_Problem_
Count the lines of the records that contain the string "Performance" and give only the number.
-- START OF Dataset excerpts --
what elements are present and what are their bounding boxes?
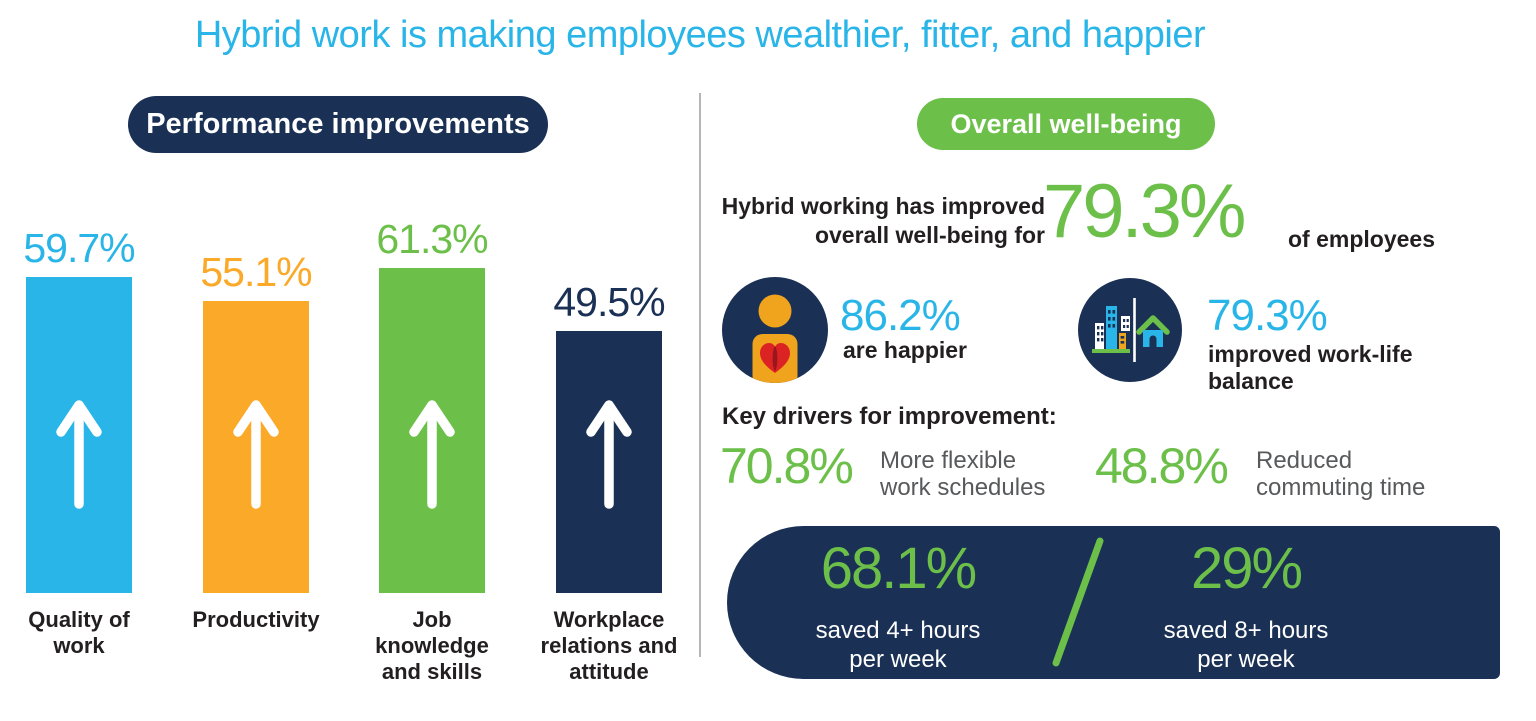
saved-8plus-value: 29%	[1190, 536, 1303, 601]
up-arrow-icon	[56, 400, 102, 509]
driver-commuting-label: Reduced commuting time	[1256, 447, 1426, 501]
bar-workplace-relations	[556, 331, 662, 593]
overall-wellbeing-header-label: Overall well-being	[950, 108, 1182, 139]
bar-value-label: 55.1%	[200, 249, 312, 295]
saved-4plus-label: saved 4+ hours per week	[815, 617, 981, 673]
saved-8plus-label: saved 8+ hours per week	[1163, 617, 1329, 673]
up-arrow-icon	[233, 400, 279, 509]
key-drivers-heading: Key drivers for improvement:	[722, 403, 1057, 430]
bar-value-label: 61.3%	[376, 216, 488, 262]
worklife-stat-value: 79.3%	[1207, 291, 1328, 340]
up-arrow-icon	[586, 400, 632, 509]
driver-flexible-value: 70.8%	[720, 438, 854, 494]
driver-flexible-label: More flexible work schedules	[880, 447, 1046, 501]
wellbeing-hero-suffix: of employees	[1288, 226, 1435, 252]
happier-stat-value: 86.2%	[840, 291, 961, 340]
bar-category-label: Workplace relations and attitude	[540, 607, 678, 684]
worklife-stat-label: improved work-life balance	[1208, 341, 1413, 394]
bar-productivity	[203, 301, 309, 593]
performance-improvements-header-label: Performance improvements	[146, 108, 530, 140]
slash-divider-icon	[1052, 537, 1104, 667]
bar-quality-of-work	[26, 277, 132, 593]
bar-value-label: 59.7%	[23, 225, 135, 271]
wellbeing-intro-text: Hybrid working has improved overall well…	[721, 193, 1045, 248]
city-home-icon	[1078, 278, 1182, 382]
bar-job-knowledge	[379, 268, 485, 593]
city-buildings	[1092, 306, 1130, 353]
bar-group-job-knowledge: 61.3% Job knowledge and skills	[375, 0, 489, 721]
up-arrow-icon	[409, 400, 455, 509]
bar-category-label: Productivity	[192, 607, 320, 632]
person-heart-icon	[722, 277, 828, 383]
bar-category-label: Job knowledge and skills	[375, 607, 489, 684]
overall-wellbeing-header-pill: Overall well-being	[917, 98, 1215, 150]
bar-group-quality-of-work: 59.7% Quality of work	[23, 0, 135, 721]
time-saved-panel: 68.1% saved 4+ hours per week 29% saved …	[727, 526, 1500, 679]
wellbeing-hero-value: 79.3%	[1043, 169, 1246, 254]
bar-group-workplace-relations: 49.5% Workplace relations and attitude	[541, 0, 678, 721]
bar-group-productivity: 55.1% Productivity	[192, 0, 319, 721]
home	[1136, 315, 1170, 347]
section-divider-line	[699, 93, 701, 657]
bar-category-label: Quality of work	[28, 607, 130, 658]
saved-4plus-value: 68.1%	[820, 536, 977, 601]
bar-value-label: 49.5%	[553, 279, 665, 325]
performance-improvements-header-pill: Performance improvements	[128, 96, 548, 153]
page-title: Hybrid work is making employees wealthie…	[194, 14, 1206, 56]
driver-commuting-value: 48.8%	[1095, 438, 1229, 494]
happier-stat-label: are happier	[843, 337, 967, 363]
-- END OF Dataset excerpts --
_Answer to the task_
2